= Immigration policy of Switzerland =

The immigration policy of Switzerland consists of the laws, regulations, and administrative procedures that govern the entry and residence of foreign nationals in the Swiss Confederation. Shaped by Switzerland's unique geopolitical position—surrounded by European Union (EU) member states but not itself a member—the country's immigration policies have evolved through direct democracy mechanisms, bilateral agreements with the EU, and domestic political debates over the social and economic impacts of migration. Despite not being an EU member, Switzerland is a Schengen member.

== Overview ==
Switzerland has one of the highest proportions of foreign residents in Europe, with immigrants playing a significant role in the nation's economy, cultural life, and society. The country's policy framework balances a demand for foreign labour—particularly in specialized sectors such as banking, healthcare, and technology—with concerns regarding integration, social services, and preserving Swiss cultural values. Switzerland's distinct system of direct democracy often leads to referendums that shape migration policies, reflecting varying public opinions toward immigration.

== Historical Background ==

=== Early Immigration ===
Switzerland's mountainous geography and lack of natural resources historically led the Swiss to seek economic opportunities abroad. While some immigrants did settle in the region, the influx of significant migrant groups to Switzerland began primarily in the late 19th century, coinciding with industrialization. Cross-border workers from neighbouring countries—especially Italy and France—formed a large portion of the early immigrant workforce in areas such as construction, manufacturing, and railways.

=== Post-World War II Era ===
After World War II, Switzerland experienced an economic boom that fuelled a demand for labour. Agreement-based recruitment programs with southern European countries, particularly Italy, Spain, and Portugal, facilitated the arrival of thousands of “guest workers.” During this period, Switzerland's immigration laws centred on seasonal or temporary labour, limiting foreign workers’ long-term settlement options.

After having signed the 1951 Refugee Convention, Switzerland admitted thousands of refugees fleeing Eastern Bloc countries, with approximately 12000 admitted from Hungary within a few months at the end of 1956 and beginning of 1957.

Do this >> Pick up the article on Swiss immigration policy after its last sentence and carry it on. The rows have no connection to the text on Swiss immigration policy.

Records provided >>
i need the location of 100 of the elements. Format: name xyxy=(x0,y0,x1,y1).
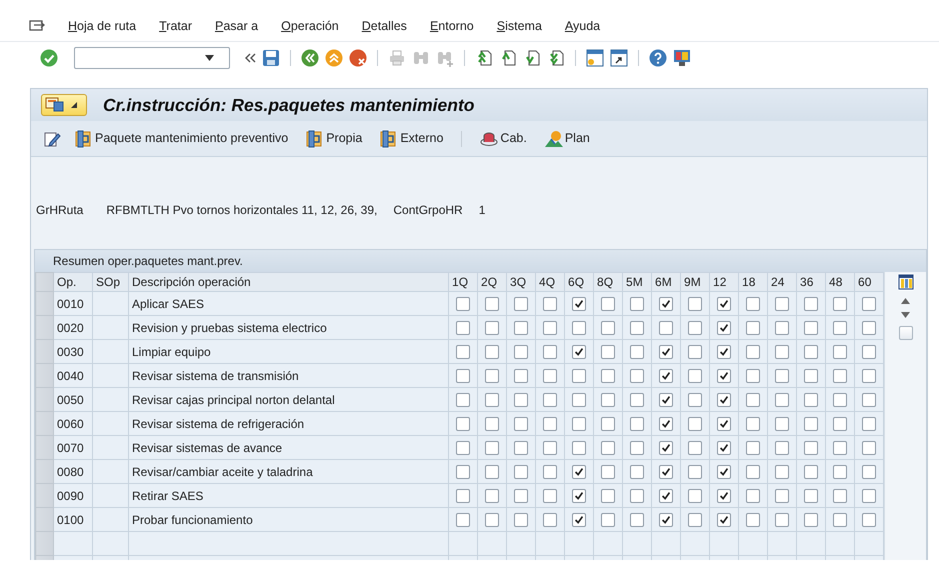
checkbox[interactable] xyxy=(688,345,702,360)
checkbox[interactable] xyxy=(775,513,790,528)
checkbox[interactable] xyxy=(804,513,818,528)
column-header[interactable]: 4Q xyxy=(536,272,565,292)
checkbox[interactable] xyxy=(514,417,528,432)
menu-item[interactable]: Detalles xyxy=(362,17,407,36)
next-page-icon[interactable] xyxy=(523,49,541,67)
checkbox[interactable] xyxy=(572,465,586,480)
checkbox[interactable] xyxy=(659,489,674,504)
checkbox[interactable] xyxy=(862,369,876,384)
column-header[interactable]: 24 xyxy=(768,272,797,292)
toolbar-button[interactable]: Cab. xyxy=(476,127,531,150)
column-header[interactable]: 2Q xyxy=(478,272,507,292)
checkbox[interactable] xyxy=(804,393,818,408)
checkbox[interactable] xyxy=(514,393,528,408)
checkbox[interactable] xyxy=(543,441,558,456)
column-header[interactable]: 12 xyxy=(710,272,739,292)
checkbox[interactable] xyxy=(833,441,848,456)
checkbox[interactable] xyxy=(833,489,848,504)
column-header[interactable]: SOp xyxy=(92,272,128,292)
menu-item[interactable]: Operación xyxy=(281,17,339,36)
checkbox[interactable] xyxy=(717,345,732,360)
checkbox[interactable] xyxy=(485,441,500,456)
checkbox[interactable] xyxy=(862,297,876,312)
checkbox[interactable] xyxy=(804,465,818,480)
last-page-icon[interactable] xyxy=(547,49,565,67)
checkbox[interactable] xyxy=(514,513,528,528)
checkbox[interactable] xyxy=(659,393,674,408)
checkbox[interactable] xyxy=(804,297,818,312)
column-header[interactable]: 5M xyxy=(622,272,652,292)
checkbox[interactable] xyxy=(804,321,818,336)
checkbox[interactable] xyxy=(833,393,848,408)
checkbox[interactable] xyxy=(485,345,500,360)
edit-icon[interactable] xyxy=(43,130,61,148)
checkbox[interactable] xyxy=(688,393,702,408)
menu-item[interactable]: Tratar xyxy=(159,17,192,36)
toolbar-button[interactable]: Paquete mantenimiento preventivo xyxy=(71,127,292,150)
enter-icon[interactable] xyxy=(40,49,58,67)
checkbox[interactable] xyxy=(746,465,760,480)
checkbox[interactable] xyxy=(630,489,644,504)
exit-icon[interactable] xyxy=(325,49,343,67)
checkbox[interactable] xyxy=(485,297,500,312)
checkbox[interactable] xyxy=(572,489,586,504)
checkbox[interactable] xyxy=(572,297,586,312)
checkbox[interactable] xyxy=(746,297,760,312)
menu-item[interactable]: Ayuda xyxy=(564,17,600,36)
checkbox[interactable] xyxy=(717,393,732,408)
menu-item[interactable]: Hoja de ruta xyxy=(68,17,136,36)
checkbox[interactable] xyxy=(630,369,644,384)
monitor-icon[interactable] xyxy=(673,49,691,67)
checkbox[interactable] xyxy=(659,297,674,312)
checkbox[interactable] xyxy=(862,321,876,336)
checkbox[interactable] xyxy=(688,489,702,504)
checkbox[interactable] xyxy=(775,345,790,360)
column-header[interactable]: 3Q xyxy=(506,272,536,292)
checkbox[interactable] xyxy=(572,393,586,408)
checkbox[interactable] xyxy=(601,393,616,408)
checkbox[interactable] xyxy=(601,297,616,312)
checkbox[interactable] xyxy=(862,441,876,456)
checkbox[interactable] xyxy=(659,345,674,360)
column-header[interactable]: 60 xyxy=(854,272,884,292)
column-header[interactable]: Op. xyxy=(54,272,92,292)
checkbox[interactable] xyxy=(456,321,470,336)
print-icon[interactable] xyxy=(388,49,406,67)
checkbox[interactable] xyxy=(862,345,876,360)
checkbox[interactable] xyxy=(804,489,818,504)
column-header[interactable]: 6Q xyxy=(564,272,594,292)
checkbox[interactable] xyxy=(514,441,528,456)
menu-item[interactable]: Entorno xyxy=(430,17,474,36)
checkbox[interactable] xyxy=(514,297,528,312)
new-session-icon[interactable] xyxy=(586,49,604,67)
checkbox[interactable] xyxy=(601,513,616,528)
checkbox[interactable] xyxy=(456,513,470,528)
checkbox[interactable] xyxy=(601,369,616,384)
checkbox[interactable] xyxy=(775,369,790,384)
checkbox[interactable] xyxy=(775,489,790,504)
checkbox[interactable] xyxy=(485,369,500,384)
checkbox[interactable] xyxy=(543,393,558,408)
checkbox[interactable] xyxy=(630,417,644,432)
column-header[interactable]: 6M xyxy=(652,272,681,292)
checkbox[interactable] xyxy=(688,321,702,336)
checkbox[interactable] xyxy=(746,345,760,360)
scroll-down-icon[interactable] xyxy=(901,312,910,318)
checkbox[interactable] xyxy=(514,489,528,504)
collapse-icon[interactable] xyxy=(244,53,256,63)
checkbox[interactable] xyxy=(833,465,848,480)
toolbar-button[interactable]: Propia xyxy=(302,127,366,150)
checkbox[interactable] xyxy=(630,321,644,336)
checkbox[interactable] xyxy=(804,369,818,384)
checkbox[interactable] xyxy=(746,513,760,528)
previous-page-icon[interactable] xyxy=(499,49,517,67)
checkbox[interactable] xyxy=(717,369,732,384)
checkbox[interactable] xyxy=(601,345,616,360)
checkbox[interactable] xyxy=(601,465,616,480)
toolbar-button[interactable]: Plan xyxy=(540,127,594,150)
checkbox[interactable] xyxy=(543,345,558,360)
checkbox[interactable] xyxy=(746,369,760,384)
shortcut-icon[interactable] xyxy=(610,49,628,67)
menu-item[interactable]: Sistema xyxy=(496,17,542,36)
checkbox[interactable] xyxy=(688,465,702,480)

Task result >>
=== Late 20th Century to Early 21st Century ===
From the 1970s onward, concerns about overpopulation, job competition, and cultural integration prompted political initiatives to limit immigration. Several referendums were held, some aiming to set strict caps on foreign residents. Although many of these initiatives were rejected by voters, they generated heightened public discourse on controlling immigration.

By the late 1990s and early 2000s, the Swiss government pursued bilateral agreements with the EU, culminating in accords that introduced the free movement of persons for EU and European Free Trade Association (EFTA) nationals. This policy allows EU/EFTA citizens to live and work in Switzerland more freely, substantially shaping modern Swiss immigration trends.

== Legal Framework ==

=== Federal Constitution and Legislation ===
Switzerland's Federal Constitution provides the foundation for federal laws regulating immigration. Swiss citizenship, residence permits, and work authorizations are governed by federal acts such as the Foreign Nationals and Integration Act (FNIA) (German: Ausländer- und Integrationsgesetz), which details the conditions for entry, residence, and family reunification.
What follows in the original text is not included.